TASK PROMPT
Reproduce this listing in full.

Dataset excerpt

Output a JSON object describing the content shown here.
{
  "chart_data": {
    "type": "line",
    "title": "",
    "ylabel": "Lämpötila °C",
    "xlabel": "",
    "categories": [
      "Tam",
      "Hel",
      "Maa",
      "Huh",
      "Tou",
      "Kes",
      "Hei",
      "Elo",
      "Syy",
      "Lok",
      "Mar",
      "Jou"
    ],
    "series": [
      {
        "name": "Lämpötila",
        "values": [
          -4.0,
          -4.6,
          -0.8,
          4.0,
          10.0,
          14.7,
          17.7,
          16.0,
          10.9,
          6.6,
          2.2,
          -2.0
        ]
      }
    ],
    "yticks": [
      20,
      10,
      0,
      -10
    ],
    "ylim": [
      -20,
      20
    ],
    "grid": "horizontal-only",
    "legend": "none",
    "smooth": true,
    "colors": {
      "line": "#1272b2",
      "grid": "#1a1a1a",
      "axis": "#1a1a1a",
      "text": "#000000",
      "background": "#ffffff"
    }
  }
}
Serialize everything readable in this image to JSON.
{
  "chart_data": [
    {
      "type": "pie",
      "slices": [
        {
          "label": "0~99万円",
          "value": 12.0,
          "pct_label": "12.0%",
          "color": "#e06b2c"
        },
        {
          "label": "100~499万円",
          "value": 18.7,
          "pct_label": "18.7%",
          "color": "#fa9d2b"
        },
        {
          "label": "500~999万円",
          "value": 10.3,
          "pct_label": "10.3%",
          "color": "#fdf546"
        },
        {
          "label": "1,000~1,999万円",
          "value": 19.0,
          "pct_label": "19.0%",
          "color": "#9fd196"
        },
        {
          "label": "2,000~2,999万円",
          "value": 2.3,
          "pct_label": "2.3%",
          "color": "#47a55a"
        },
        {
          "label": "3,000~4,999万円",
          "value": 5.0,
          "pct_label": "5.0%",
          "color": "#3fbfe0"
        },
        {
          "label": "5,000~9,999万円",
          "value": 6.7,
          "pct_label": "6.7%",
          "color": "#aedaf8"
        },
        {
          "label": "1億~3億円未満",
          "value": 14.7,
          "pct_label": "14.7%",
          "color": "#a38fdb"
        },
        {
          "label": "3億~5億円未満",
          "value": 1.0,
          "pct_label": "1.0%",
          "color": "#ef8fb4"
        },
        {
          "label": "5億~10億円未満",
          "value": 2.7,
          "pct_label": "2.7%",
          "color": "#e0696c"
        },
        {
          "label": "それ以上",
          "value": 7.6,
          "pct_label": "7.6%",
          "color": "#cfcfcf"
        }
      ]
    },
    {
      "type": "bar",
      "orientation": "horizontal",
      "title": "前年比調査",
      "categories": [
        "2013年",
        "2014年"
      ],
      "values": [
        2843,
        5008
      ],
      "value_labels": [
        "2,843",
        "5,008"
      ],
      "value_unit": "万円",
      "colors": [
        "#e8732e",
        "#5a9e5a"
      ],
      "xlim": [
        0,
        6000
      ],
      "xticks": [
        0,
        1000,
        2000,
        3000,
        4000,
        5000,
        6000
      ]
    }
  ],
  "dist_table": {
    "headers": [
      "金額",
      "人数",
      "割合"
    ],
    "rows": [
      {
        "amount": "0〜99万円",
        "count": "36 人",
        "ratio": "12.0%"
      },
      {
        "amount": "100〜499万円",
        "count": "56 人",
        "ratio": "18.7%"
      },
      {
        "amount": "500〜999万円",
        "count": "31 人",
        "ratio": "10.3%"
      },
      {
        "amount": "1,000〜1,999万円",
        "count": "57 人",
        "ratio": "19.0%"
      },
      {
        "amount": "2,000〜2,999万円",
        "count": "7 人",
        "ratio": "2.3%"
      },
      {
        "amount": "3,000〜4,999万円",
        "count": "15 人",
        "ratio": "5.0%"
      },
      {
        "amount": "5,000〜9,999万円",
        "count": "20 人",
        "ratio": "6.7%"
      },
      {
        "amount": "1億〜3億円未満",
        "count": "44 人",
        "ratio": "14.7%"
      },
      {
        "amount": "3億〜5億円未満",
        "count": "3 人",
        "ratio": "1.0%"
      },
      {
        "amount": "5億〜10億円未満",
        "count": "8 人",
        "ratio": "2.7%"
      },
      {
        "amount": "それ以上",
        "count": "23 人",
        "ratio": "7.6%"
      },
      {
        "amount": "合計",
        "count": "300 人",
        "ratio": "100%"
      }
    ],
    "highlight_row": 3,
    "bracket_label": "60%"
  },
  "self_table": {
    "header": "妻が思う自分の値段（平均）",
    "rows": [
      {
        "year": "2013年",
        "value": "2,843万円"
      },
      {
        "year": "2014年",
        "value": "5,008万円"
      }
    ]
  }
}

OUTPUT BELOW
Output a JSON object describing the content shown here.
{
  "chart_data": {
    "type": "line",
    "title": "",
    "ylabel": "Lämpötila °C",
    "xlabel": "",
    "categories": [
      "Tam",
      "Hel",
      "Maa",
      "Huh",
      "Tou",
      "Kes",
      "Hei",
      "Elo",
      "Syy",
      "Lok",
      "Mar",
      "Jou"
    ],
    "series": [
      {
        "name": "Lämpötila",
        "values": [
          -4.0,
          -4.6,
          -0.8,
          4.0,
          10.0,
          14.7,
          17.7,
          16.0,
          10.9,
          6.6,
          2.2,
          -2.0
        ]
      }
    ],
    "yticks": [
      20,
      10,
      0,
      -10
    ],
    "ylim": [
      -20,
      20
    ],
    "grid": "horizontal-only",
    "legend": "none",
    "smooth": true,
    "colors": {
      "line": "#1272b2",
      "grid": "#1a1a1a",
      "axis": "#1a1a1a",
      "text": "#000000",
      "background": "#ffffff"
    }
  }
}
Serialize everything readable in this image to JSON.
{
  "chart_data": [
    {
      "type": "pie",
      "slices": [
        {
          "label": "0~99万円",
          "value": 12.0,
          "pct_label": "12.0%",
          "color": "#e06b2c"
        },
        {
          "label": "100~499万円",
          "value": 18.7,
          "pct_label": "18.7%",
          "color": "#fa9d2b"
        },
        {
          "label": "500~999万円",
          "value": 10.3,
          "pct_label": "10.3%",
          "color": "#fdf546"
        },
        {
          "label": "1,000~1,999万円",
          "value": 19.0,
          "pct_label": "19.0%",
          "color": "#9fd196"
        },
        {
          "label": "2,000~2,999万円",
          "value": 2.3,
          "pct_label": "2.3%",
          "color": "#47a55a"
        },
        {
          "label": "3,000~4,999万円",
          "value": 5.0,
          "pct_label": "5.0%",
          "color": "#3fbfe0"
        },
        {
          "label": "5,000~9,999万円",
          "value": 6.7,
          "pct_label": "6.7%",
          "color": "#aedaf8"
        },
        {
          "label": "1億~3億円未満",
          "value": 14.7,
          "pct_label": "14.7%",
          "color": "#a38fdb"
        },
        {
          "label": "3億~5億円未満",
          "value": 1.0,
          "pct_label": "1.0%",
          "color": "#ef8fb4"
        },
        {
          "label": "5億~10億円未満",
          "value": 2.7,
          "pct_label": "2.7%",
          "color": "#e0696c"
        },
        {
          "label": "それ以上",
          "value": 7.6,
          "pct_label": "7.6%",
          "color": "#cfcfcf"
        }
      ]
    },
    {
      "type": "bar",
      "orientation": "horizontal",
      "title": "前年比調査",
      "categories": [
        "2013年",
        "2014年"
      ],
      "values": [
        2843,
        5008
      ],
      "value_labels": [
        "2,843",
        "5,008"
      ],
      "value_unit": "万円",
      "colors": [
        "#e8732e",
        "#5a9e5a"
      ],
      "xlim": [
        0,
        6000
      ],
      "xticks": [
        0,
        1000,
        2000,
        3000,
        4000,
        5000,
        6000
      ]
    }
  ],
  "dist_table": {
    "headers": [
      "金額",
      "人数",
      "割合"
    ],
    "rows": [
      {
        "amount": "0〜99万円",
        "count": "36 人",
        "ratio": "12.0%"
      },
      {
        "amount": "100〜499万円",
        "count": "56 人",
        "ratio": "18.7%"
      },
      {
        "amount": "500〜999万円",
        "count": "31 人",
        "ratio": "10.3%"
      },
      {
        "amount": "1,000〜1,999万円",
        "count": "57 人",
        "ratio": "19.0%"
      },
      {
        "amount": "2,000〜2,999万円",
        "count": "7 人",
        "ratio": "2.3%"
      },
      {
        "amount": "3,000〜4,999万円",
        "count": "15 人",
        "ratio": "5.0%"
      },
      {
        "amount": "5,000〜9,999万円",
        "count": "20 人",
        "ratio": "6.7%"
      },
      {
        "amount": "1億〜3億円未満",
        "count": "44 人",
        "ratio": "14.7%"
      },
      {
        "amount": "3億〜5億円未満",
        "count": "3 人",
        "ratio": "1.0%"
      },
      {
        "amount": "5億〜10億円未満",
        "count": "8 人",
        "ratio": "2.7%"
      },
      {
        "amount": "それ以上",
        "count": "23 人",
        "ratio": "7.6%"
      },
      {
        "amount": "合計",
        "count": "300 人",
        "ratio": "100%"
      }
    ],
    "highlight_row": 3,
    "bracket_label": "60%"
  },
  "self_table": {
    "header": "妻が思う自分の値段（平均）",
    "rows": [
      {
        "year": "2013年",
        "value": "2,843万円"
      },
      {
        "year": "2014年",
        "value": "5,008万円"
      }
    ]
  }
}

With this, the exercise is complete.